**** Data in this exercise

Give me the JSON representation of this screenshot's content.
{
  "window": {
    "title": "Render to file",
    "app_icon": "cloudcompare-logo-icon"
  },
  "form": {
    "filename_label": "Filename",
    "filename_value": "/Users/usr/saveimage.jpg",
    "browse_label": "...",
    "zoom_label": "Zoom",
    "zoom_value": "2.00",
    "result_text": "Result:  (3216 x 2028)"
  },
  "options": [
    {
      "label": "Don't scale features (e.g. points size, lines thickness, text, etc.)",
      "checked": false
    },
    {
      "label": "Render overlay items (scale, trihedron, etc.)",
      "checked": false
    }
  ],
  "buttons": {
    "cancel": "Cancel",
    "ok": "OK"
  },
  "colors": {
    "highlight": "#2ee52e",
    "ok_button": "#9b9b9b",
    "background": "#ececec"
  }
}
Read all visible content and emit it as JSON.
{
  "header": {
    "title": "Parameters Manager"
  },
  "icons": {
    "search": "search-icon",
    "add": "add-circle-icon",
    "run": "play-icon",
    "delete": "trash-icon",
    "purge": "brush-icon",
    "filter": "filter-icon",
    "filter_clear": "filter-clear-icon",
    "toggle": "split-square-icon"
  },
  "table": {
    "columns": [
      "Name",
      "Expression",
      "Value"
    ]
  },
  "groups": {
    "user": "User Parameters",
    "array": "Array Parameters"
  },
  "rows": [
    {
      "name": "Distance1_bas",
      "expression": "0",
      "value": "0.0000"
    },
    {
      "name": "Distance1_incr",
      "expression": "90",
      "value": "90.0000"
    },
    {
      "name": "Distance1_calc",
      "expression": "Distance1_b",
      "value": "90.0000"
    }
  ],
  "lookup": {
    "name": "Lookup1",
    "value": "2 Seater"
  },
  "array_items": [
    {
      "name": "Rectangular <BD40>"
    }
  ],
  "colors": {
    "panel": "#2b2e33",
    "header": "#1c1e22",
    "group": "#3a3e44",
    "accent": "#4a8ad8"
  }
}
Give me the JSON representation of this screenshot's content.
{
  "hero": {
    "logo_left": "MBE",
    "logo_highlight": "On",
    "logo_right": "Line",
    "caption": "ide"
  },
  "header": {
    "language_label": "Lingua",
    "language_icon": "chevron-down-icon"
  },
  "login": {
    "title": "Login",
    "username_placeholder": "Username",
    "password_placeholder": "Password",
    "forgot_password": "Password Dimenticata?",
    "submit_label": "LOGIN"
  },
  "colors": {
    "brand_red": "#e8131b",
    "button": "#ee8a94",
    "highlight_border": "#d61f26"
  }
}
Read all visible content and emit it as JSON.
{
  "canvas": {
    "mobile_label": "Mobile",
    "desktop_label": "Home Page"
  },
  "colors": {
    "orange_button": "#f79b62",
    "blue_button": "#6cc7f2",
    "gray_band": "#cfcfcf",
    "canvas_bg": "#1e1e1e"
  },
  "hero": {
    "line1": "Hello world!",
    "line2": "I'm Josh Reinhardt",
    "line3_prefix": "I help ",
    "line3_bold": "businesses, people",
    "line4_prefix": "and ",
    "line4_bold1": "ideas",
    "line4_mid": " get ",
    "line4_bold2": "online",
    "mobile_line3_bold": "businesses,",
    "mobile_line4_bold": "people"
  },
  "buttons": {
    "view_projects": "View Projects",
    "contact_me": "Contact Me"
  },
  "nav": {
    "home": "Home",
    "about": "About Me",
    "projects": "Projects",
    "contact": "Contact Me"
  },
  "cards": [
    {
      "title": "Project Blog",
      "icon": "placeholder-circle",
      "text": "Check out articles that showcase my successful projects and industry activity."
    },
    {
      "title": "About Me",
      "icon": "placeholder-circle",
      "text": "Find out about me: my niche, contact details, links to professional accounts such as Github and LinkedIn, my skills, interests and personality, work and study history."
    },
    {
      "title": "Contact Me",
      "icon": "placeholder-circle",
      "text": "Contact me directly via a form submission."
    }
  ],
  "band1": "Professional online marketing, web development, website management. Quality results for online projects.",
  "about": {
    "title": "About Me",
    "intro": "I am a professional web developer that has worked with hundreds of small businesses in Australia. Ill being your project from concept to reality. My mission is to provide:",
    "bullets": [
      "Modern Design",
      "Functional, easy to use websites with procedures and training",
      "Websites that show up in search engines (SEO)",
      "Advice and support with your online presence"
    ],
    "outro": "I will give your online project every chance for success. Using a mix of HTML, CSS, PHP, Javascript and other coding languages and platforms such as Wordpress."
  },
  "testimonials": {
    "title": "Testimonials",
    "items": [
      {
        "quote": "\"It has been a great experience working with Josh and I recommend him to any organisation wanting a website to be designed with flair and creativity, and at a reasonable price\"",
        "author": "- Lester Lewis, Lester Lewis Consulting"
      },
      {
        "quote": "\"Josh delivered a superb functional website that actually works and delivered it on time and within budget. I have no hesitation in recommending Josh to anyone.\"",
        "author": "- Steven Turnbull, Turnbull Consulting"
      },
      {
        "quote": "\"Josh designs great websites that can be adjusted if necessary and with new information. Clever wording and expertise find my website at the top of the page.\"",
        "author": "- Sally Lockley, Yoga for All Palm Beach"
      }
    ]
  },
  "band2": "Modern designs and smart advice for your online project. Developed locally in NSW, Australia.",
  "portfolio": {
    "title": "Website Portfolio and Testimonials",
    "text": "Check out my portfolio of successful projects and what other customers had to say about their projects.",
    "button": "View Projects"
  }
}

********

Repeat each record exactly, leaving nothing out.

- **Full solution**
Give me the JSON representation of this screenshot's content.
{
  "window": {
    "title": "Render to file",
    "app_icon": "cloudcompare-logo-icon"
  },
  "form": {
    "filename_label": "Filename",
    "filename_value": "/Users/usr/saveimage.jpg",
    "browse_label": "...",
    "zoom_label": "Zoom",
    "zoom_value": "2.00",
    "result_text": "Result:  (3216 x 2028)"
  },
  "options": [
    {
      "label": "Don't scale features (e.g. points size, lines thickness, text, etc.)",
      "checked": false
    },
    {
      "label": "Render overlay items (scale, trihedron, etc.)",
      "checked": false
    }
  ],
  "buttons": {
    "cancel": "Cancel",
    "ok": "OK"
  },
  "colors": {
    "highlight": "#2ee52e",
    "ok_button": "#9b9b9b",
    "background": "#ececec"
  }
}
Read all visible content and emit it as JSON.
{
  "header": {
    "title": "Parameters Manager"
  },
  "icons": {
    "search": "search-icon",
    "add": "add-circle-icon",
    "run": "play-icon",
    "delete": "trash-icon",
    "purge": "brush-icon",
    "filter": "filter-icon",
    "filter_clear": "filter-clear-icon",
    "toggle": "split-square-icon"
  },
  "table": {
    "columns": [
      "Name",
      "Expression",
      "Value"
    ]
  },
  "groups": {
    "user": "User Parameters",
    "array": "Array Parameters"
  },
  "rows": [
    {
      "name": "Distance1_bas",
      "expression": "0",
      "value": "0.0000"
    },
    {
      "name": "Distance1_incr",
      "expression": "90",
      "value": "90.0000"
    },
    {
      "name": "Distance1_calc",
      "expression": "Distance1_b",
      "value": "90.0000"
    }
  ],
  "lookup": {
    "name": "Lookup1",
    "value": "2 Seater"
  },
  "array_items": [
    {
      "name": "Rectangular <BD40>"
    }
  ],
  "colors": {
    "panel": "#2b2e33",
    "header": "#1c1e22",
    "group": "#3a3e44",
    "accent": "#4a8ad8"
  }
}
Give me the JSON representation of this screenshot's content.
{
  "hero": {
    "logo_left": "MBE",
    "logo_highlight": "On",
    "logo_right": "Line",
    "caption": "ide"
  },
  "header": {
    "language_label": "Lingua",
    "language_icon": "chevron-down-icon"
  },
  "login": {
    "title": "Login",
    "username_placeholder": "Username",
    "password_placeholder": "Password",
    "forgot_password": "Password Dimenticata?",
    "submit_label": "LOGIN"
  },
  "colors": {
    "brand_red": "#e8131b",
    "button": "#ee8a94",
    "highlight_border": "#d61f26"
  }
}
Read all visible content and emit it as JSON.
{
  "canvas": {
    "mobile_label": "Mobile",
    "desktop_label": "Home Page"
  },
  "colors": {
    "orange_button": "#f79b62",
    "blue_button": "#6cc7f2",
    "gray_band": "#cfcfcf",
    "canvas_bg": "#1e1e1e"
  },
  "hero": {
    "line1": "Hello world!",
    "line2": "I'm Josh Reinhardt",
    "line3_prefix": "I help ",
    "line3_bold": "businesses, people",
    "line4_prefix": "and ",
    "line4_bold1": "ideas",
    "line4_mid": " get ",
    "line4_bold2": "online",
    "mobile_line3_bold": "businesses,",
    "mobile_line4_bold": "people"
  },
  "buttons": {
    "view_projects": "View Projects",
    "contact_me": "Contact Me"
  },
  "nav": {
    "home": "Home",
    "about": "About Me",
    "projects": "Projects",
    "contact": "Contact Me"
  },
  "cards": [
    {
      "title": "Project Blog",
      "icon": "placeholder-circle",
      "text": "Check out articles that showcase my successful projects and industry activity."
    },
    {
      "title": "About Me",
      "icon": "placeholder-circle",
      "text": "Find out about me: my niche, contact details, links to professional accounts such as Github and LinkedIn, my skills, interests and personality, work and study history."
    },
    {
      "title": "Contact Me",
      "icon": "placeholder-circle",
      "text": "Contact me directly via a form submission."
    }
  ],
  "band1": "Professional online marketing, web development, website management. Quality results for online projects.",
  "about": {
    "title": "About Me",
    "intro": "I am a professional web developer that has worked with hundreds of small businesses in Australia. Ill being your project from concept to reality. My mission is to provide:",
    "bullets": [
      "Modern Design",
      "Functional, easy to use websites with procedures and training",
      "Websites that show up in search engines (SEO)",
      "Advice and support with your online presence"
    ],
    "outro": "I will give your online project every chance for success. Using a mix of HTML, CSS, PHP, Javascript and other coding languages and platforms such as Wordpress."
  },
  "testimonials": {
    "title": "Testimonials",
    "items": [
      {
        "quote": "\"It has been a great experience working with Josh and I recommend him to any organisation wanting a website to be designed with flair and creativity, and at a reasonable price\"",
        "author": "- Lester Lewis, Lester Lewis Consulting"
      },
      {
        "quote": "\"Josh delivered a superb functional website that actually works and delivered it on time and within budget. I have no hesitation in recommending Josh to anyone.\"",
        "author": "- Steven Turnbull, Turnbull Consulting"
      },
      {
        "quote": "\"Josh designs great websites that can be adjusted if necessary and with new information. Clever wording and expertise find my website at the top of the page.\"",
        "author": "- Sally Lockley, Yoga for All Palm Beach"
      }
    ]
  },
  "band2": "Modern designs and smart advice for your online project. Developed locally in NSW, Australia.",
  "portfolio": {
    "title": "Website Portfolio and Testimonials",
    "text": "Check out my portfolio of successful projects and what other customers had to say about their projects.",
    "button": "View Projects"
  }
}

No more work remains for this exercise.